▶ [TASK]:
Output these lines as a Markdown table with the columns No. and Line, numbering each row and leaving out blank lines. Begin at the line that contains "List UI elements" and stop after the line that contains "x-tick-label: 1000 xyxy=(432,593,472,613)".

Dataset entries
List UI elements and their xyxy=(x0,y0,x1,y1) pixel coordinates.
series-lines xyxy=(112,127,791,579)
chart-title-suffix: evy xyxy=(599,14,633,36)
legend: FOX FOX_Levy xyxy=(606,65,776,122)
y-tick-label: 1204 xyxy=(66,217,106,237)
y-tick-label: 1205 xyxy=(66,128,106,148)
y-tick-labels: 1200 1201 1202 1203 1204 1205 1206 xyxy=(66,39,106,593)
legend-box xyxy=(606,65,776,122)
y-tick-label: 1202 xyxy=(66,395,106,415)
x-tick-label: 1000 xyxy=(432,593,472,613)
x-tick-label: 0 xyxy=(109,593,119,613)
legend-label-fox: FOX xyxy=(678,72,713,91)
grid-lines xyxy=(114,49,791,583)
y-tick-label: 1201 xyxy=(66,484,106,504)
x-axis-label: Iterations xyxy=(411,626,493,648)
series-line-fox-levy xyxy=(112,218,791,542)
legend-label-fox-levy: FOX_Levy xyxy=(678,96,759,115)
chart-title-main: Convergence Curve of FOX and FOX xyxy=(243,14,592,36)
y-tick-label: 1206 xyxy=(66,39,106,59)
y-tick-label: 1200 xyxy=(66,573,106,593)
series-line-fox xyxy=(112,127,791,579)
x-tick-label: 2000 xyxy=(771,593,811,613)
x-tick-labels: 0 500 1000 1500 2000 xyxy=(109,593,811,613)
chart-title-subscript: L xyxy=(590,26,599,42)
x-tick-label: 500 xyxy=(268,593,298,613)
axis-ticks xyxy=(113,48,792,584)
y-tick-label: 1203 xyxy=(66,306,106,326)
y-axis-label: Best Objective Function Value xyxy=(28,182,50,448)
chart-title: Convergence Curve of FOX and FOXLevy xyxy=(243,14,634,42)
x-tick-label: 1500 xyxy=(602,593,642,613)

==

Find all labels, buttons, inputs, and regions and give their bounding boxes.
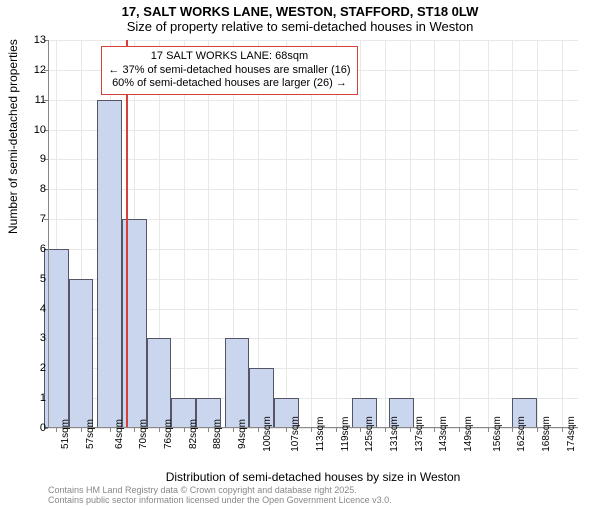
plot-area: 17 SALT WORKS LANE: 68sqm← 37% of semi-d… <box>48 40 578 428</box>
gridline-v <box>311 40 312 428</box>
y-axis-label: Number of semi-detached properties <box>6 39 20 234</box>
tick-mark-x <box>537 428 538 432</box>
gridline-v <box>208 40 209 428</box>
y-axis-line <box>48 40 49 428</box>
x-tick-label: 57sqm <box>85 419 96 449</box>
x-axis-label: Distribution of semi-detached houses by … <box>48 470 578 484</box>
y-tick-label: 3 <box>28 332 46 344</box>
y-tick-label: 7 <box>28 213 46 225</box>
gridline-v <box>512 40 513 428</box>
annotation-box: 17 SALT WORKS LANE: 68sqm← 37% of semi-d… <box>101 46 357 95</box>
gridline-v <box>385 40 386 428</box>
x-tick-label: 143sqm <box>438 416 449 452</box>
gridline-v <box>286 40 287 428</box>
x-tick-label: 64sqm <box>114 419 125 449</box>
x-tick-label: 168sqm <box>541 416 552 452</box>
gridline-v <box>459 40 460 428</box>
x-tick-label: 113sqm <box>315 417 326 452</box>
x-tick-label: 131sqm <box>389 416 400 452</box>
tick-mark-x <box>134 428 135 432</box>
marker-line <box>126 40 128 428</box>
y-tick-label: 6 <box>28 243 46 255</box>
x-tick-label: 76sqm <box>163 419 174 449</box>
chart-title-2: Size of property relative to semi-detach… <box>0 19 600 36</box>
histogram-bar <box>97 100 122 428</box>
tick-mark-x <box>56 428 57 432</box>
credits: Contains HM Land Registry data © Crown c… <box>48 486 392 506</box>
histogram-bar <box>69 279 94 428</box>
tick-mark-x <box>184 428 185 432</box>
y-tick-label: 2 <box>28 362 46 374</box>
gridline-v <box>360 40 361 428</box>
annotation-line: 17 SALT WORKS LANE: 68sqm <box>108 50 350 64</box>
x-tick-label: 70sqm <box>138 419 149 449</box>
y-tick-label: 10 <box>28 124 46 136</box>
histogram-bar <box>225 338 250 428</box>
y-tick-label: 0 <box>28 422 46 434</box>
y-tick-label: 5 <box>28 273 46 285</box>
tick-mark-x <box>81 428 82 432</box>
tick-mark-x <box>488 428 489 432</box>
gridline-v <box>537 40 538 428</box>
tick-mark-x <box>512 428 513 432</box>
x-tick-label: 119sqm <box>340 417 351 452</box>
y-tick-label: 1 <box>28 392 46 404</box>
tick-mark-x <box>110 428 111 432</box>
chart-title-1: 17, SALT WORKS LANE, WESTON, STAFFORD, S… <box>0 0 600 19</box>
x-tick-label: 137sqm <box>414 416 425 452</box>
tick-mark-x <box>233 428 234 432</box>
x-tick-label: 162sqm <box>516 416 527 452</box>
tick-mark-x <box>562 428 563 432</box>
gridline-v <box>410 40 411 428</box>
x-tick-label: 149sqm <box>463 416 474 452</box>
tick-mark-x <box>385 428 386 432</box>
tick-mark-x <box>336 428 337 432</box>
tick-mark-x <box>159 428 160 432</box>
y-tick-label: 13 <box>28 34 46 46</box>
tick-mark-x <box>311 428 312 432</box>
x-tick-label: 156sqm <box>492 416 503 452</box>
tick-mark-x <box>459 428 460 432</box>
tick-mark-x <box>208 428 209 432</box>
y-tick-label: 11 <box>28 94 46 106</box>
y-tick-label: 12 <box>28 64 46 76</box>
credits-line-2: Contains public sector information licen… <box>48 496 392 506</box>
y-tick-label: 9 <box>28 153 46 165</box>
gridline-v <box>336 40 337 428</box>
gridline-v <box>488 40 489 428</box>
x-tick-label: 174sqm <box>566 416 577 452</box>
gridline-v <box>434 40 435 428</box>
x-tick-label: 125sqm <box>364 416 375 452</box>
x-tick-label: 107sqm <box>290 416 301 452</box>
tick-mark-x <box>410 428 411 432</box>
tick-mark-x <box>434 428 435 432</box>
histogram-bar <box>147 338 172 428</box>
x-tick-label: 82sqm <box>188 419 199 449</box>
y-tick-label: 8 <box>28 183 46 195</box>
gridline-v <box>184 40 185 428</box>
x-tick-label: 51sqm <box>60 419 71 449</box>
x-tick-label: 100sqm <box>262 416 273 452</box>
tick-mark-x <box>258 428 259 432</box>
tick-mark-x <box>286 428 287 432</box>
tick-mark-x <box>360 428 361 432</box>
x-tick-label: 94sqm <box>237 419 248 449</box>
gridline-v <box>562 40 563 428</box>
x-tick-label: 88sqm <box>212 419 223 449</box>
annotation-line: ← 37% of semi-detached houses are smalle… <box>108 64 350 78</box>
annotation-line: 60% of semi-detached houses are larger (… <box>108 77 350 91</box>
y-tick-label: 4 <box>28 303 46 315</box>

▶ [OUTPUT FOR THIS EXERCISE]:
| No. | Line |
|---|---|
| 1 | List UI elements and their xyxy=(x0,y0,x1,y1) pixel coordinates. |
| 2 | series-lines xyxy=(112,127,791,579) |
| 3 | chart-title-suffix: evy xyxy=(599,14,633,36) |
| 4 | legend: FOX FOX_Levy xyxy=(606,65,776,122) |
| 5 | y-tick-label: 1204 xyxy=(66,217,106,237) |
| 6 | y-tick-label: 1205 xyxy=(66,128,106,148) |
| 7 | y-tick-labels: 1200 1201 1202 1203 1204 1205 1206 xyxy=(66,39,106,593) |
| 8 | legend-box xyxy=(606,65,776,122) |
| 9 | y-tick-label: 1202 xyxy=(66,395,106,415) |
| 10 | x-tick-label: 1000 xyxy=(432,593,472,613) |